:: ITEMS

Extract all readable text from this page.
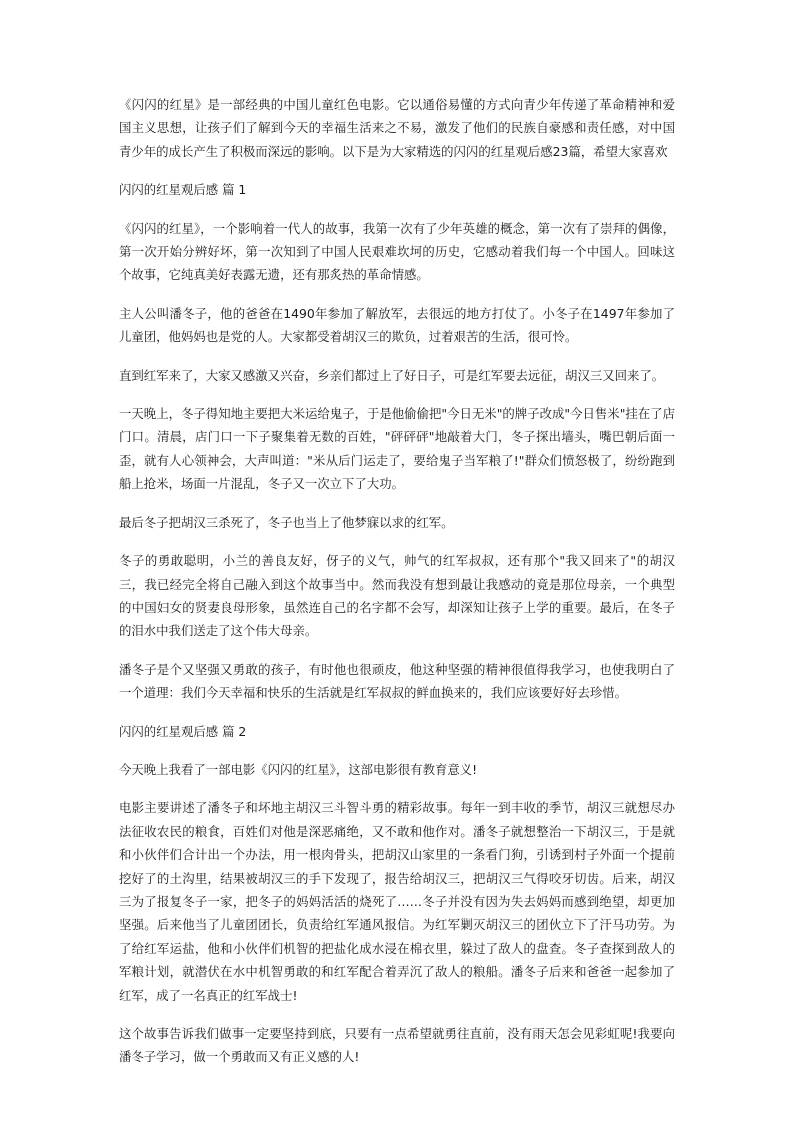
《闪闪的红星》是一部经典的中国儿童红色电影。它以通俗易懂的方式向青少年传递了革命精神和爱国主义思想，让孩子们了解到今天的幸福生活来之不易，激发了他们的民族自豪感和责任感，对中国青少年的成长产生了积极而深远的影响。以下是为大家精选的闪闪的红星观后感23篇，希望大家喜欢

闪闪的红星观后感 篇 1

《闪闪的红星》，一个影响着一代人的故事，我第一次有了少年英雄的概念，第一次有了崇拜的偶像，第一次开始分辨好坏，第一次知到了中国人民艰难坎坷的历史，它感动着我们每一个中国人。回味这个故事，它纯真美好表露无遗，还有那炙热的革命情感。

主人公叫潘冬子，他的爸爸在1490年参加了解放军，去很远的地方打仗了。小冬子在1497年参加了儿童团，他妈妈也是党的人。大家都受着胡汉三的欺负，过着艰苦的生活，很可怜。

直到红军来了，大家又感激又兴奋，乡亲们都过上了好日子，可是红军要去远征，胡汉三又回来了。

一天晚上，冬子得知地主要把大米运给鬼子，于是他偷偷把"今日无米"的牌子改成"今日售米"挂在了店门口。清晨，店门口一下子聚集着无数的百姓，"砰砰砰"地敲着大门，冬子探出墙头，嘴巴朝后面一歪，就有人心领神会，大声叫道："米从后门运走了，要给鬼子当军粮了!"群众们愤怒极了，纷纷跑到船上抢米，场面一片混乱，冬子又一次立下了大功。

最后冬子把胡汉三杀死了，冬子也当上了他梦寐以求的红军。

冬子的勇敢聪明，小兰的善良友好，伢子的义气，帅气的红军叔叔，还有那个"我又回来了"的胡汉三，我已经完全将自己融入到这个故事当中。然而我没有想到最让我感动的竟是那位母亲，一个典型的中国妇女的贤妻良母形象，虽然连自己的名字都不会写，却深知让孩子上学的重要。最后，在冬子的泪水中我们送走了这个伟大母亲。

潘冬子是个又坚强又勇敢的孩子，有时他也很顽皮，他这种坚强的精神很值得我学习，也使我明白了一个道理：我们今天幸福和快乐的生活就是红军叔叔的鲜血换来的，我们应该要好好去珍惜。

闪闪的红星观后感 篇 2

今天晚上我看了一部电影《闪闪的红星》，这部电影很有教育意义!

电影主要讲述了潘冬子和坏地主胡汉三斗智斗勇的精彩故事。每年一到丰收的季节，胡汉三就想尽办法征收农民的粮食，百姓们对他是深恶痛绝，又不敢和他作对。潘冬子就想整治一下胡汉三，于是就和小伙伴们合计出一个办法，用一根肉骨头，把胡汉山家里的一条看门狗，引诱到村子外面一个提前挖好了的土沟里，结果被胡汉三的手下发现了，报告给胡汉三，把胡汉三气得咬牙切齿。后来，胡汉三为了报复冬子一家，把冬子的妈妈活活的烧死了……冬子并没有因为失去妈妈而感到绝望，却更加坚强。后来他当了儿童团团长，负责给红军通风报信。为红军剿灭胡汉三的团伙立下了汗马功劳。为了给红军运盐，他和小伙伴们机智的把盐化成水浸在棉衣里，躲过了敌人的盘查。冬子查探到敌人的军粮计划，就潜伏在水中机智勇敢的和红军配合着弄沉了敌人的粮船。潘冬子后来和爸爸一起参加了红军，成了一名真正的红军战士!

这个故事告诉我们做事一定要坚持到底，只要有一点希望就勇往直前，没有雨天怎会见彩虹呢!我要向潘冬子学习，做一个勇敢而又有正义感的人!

::::
:: ITEMS

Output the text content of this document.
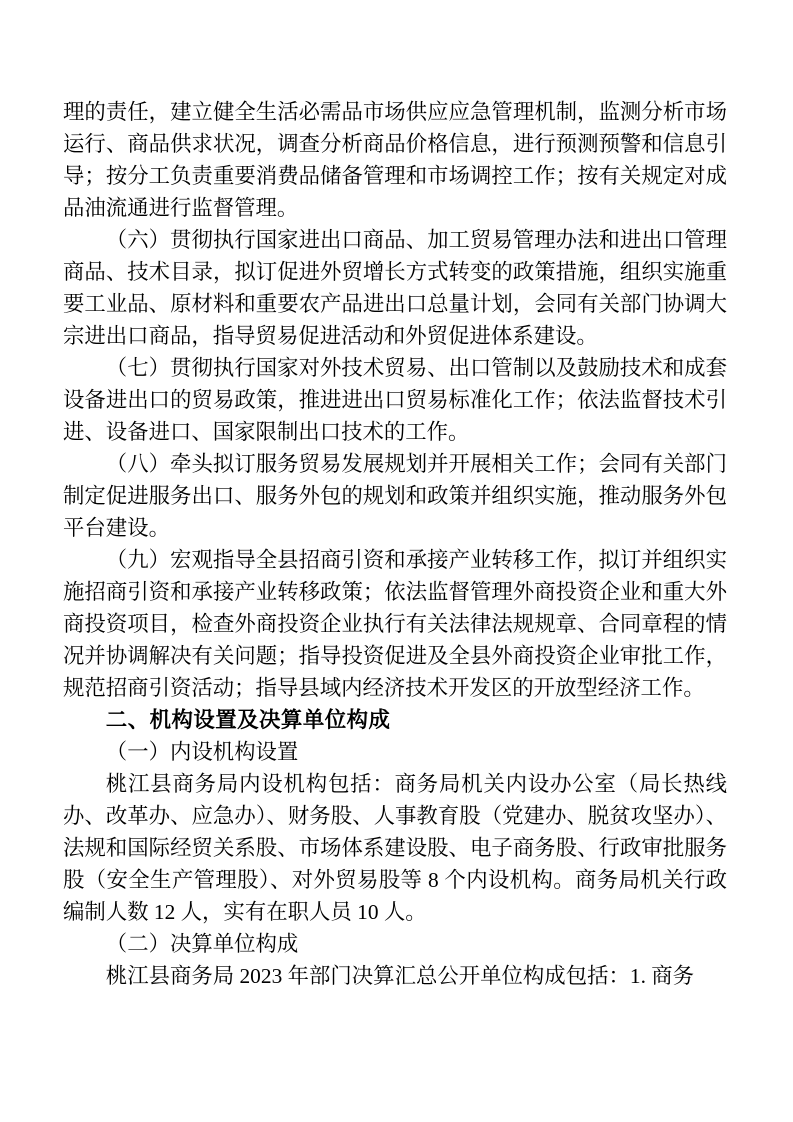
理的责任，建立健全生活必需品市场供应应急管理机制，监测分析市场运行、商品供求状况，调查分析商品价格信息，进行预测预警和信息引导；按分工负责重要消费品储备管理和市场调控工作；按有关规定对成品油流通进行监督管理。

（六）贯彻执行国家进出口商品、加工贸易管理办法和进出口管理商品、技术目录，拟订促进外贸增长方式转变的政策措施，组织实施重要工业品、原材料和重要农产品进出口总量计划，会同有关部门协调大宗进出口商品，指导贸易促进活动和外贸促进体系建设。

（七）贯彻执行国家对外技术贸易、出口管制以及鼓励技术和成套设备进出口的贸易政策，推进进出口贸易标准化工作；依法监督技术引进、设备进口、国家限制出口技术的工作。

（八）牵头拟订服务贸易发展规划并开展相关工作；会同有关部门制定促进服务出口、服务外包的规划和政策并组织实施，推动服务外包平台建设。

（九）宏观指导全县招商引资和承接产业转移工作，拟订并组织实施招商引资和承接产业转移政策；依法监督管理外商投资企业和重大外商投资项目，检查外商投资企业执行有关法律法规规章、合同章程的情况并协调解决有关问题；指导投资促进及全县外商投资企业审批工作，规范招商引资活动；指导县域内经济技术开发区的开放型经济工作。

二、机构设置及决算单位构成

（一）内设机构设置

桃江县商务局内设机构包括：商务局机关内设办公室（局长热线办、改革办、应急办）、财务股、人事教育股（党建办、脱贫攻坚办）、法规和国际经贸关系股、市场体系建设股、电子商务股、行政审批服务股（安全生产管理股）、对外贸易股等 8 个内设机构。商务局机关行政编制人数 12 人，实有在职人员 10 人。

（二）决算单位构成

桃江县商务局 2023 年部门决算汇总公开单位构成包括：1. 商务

::::
:: ITEMS

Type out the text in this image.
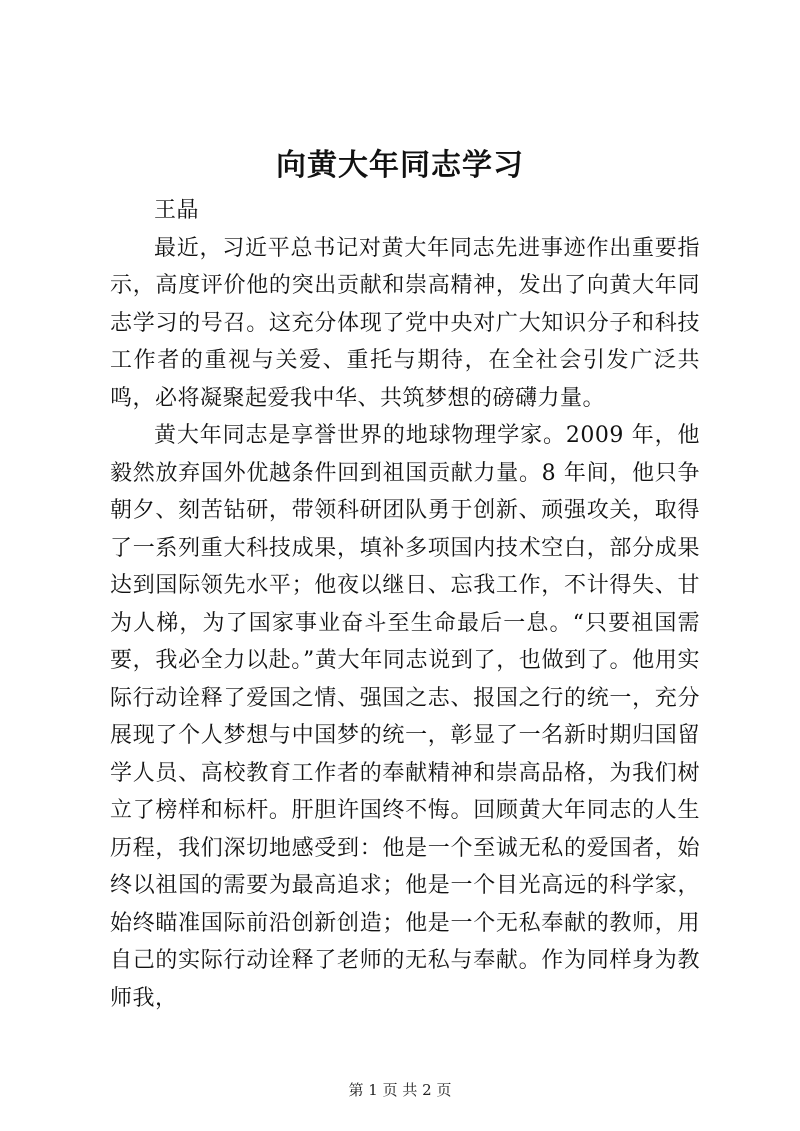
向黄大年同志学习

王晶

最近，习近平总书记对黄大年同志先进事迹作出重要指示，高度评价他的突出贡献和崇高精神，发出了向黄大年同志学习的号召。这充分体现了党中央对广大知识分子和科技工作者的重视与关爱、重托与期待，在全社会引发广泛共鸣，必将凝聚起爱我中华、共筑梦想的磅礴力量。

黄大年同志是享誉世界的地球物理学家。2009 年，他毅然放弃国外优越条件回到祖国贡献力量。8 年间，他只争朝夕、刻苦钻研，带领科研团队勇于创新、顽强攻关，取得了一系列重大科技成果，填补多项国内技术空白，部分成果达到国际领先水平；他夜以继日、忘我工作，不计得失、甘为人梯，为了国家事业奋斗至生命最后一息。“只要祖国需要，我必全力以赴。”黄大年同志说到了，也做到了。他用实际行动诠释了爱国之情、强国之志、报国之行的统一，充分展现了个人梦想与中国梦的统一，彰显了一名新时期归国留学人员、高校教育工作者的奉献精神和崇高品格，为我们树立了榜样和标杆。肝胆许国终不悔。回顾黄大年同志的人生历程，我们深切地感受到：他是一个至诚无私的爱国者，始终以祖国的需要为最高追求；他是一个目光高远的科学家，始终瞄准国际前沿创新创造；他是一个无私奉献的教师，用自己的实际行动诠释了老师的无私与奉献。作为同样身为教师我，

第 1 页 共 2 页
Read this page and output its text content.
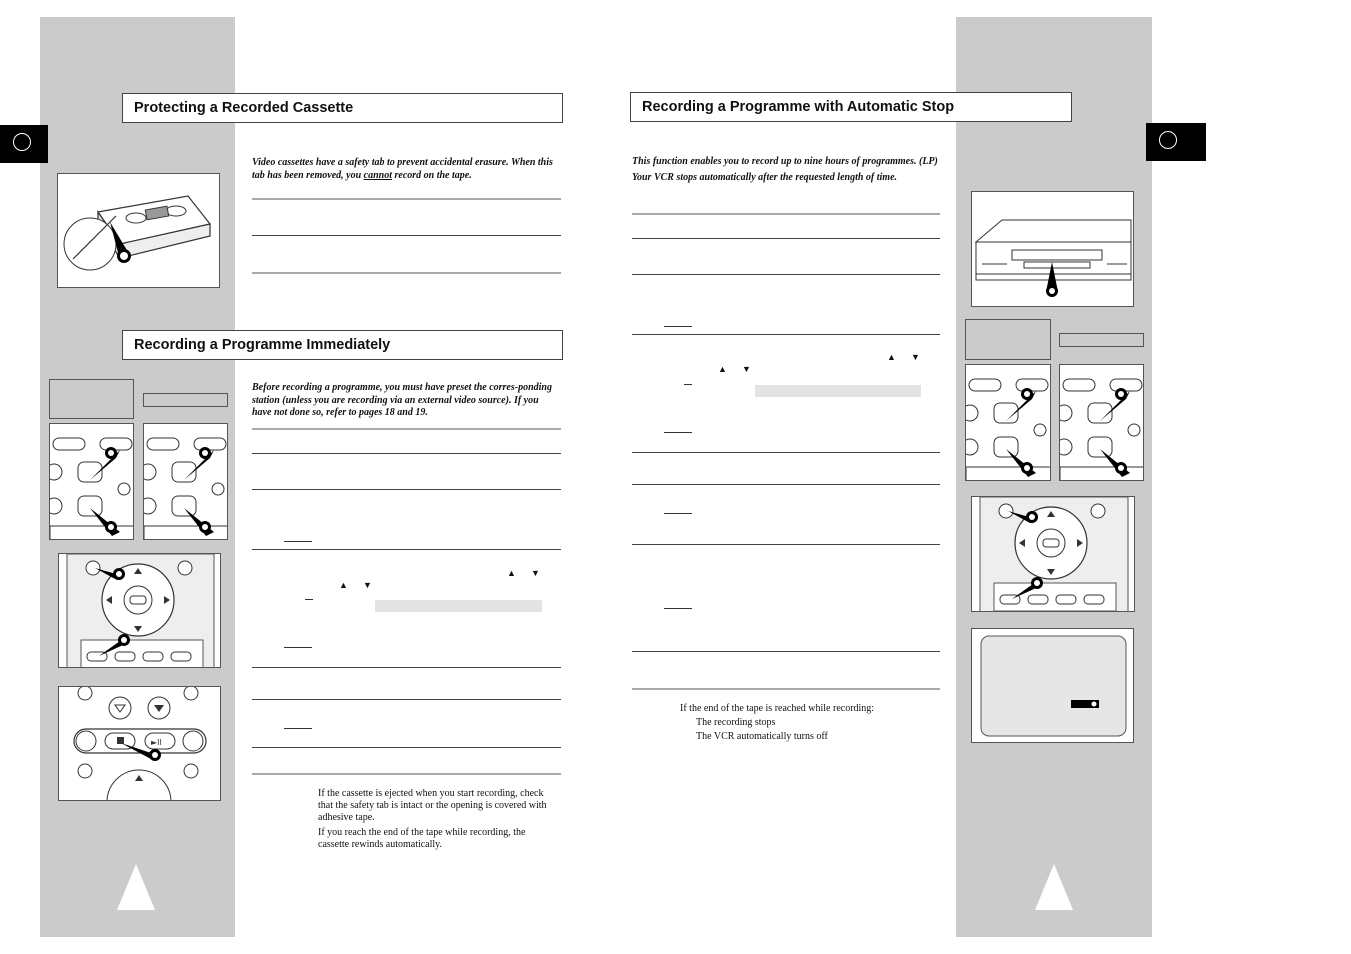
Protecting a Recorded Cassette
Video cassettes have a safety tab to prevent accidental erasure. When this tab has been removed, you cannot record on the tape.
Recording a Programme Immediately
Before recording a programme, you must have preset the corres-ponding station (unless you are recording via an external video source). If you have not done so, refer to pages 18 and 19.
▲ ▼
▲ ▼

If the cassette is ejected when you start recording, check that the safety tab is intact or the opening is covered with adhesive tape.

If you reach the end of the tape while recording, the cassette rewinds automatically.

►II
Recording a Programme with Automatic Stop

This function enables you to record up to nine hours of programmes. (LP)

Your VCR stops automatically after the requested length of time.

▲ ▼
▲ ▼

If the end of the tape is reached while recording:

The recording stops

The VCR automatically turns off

::::

SET PROBLEM
Identify how many lines in the entries above include the string "text", then state that number alone.

EXERCISE OUTPUT
4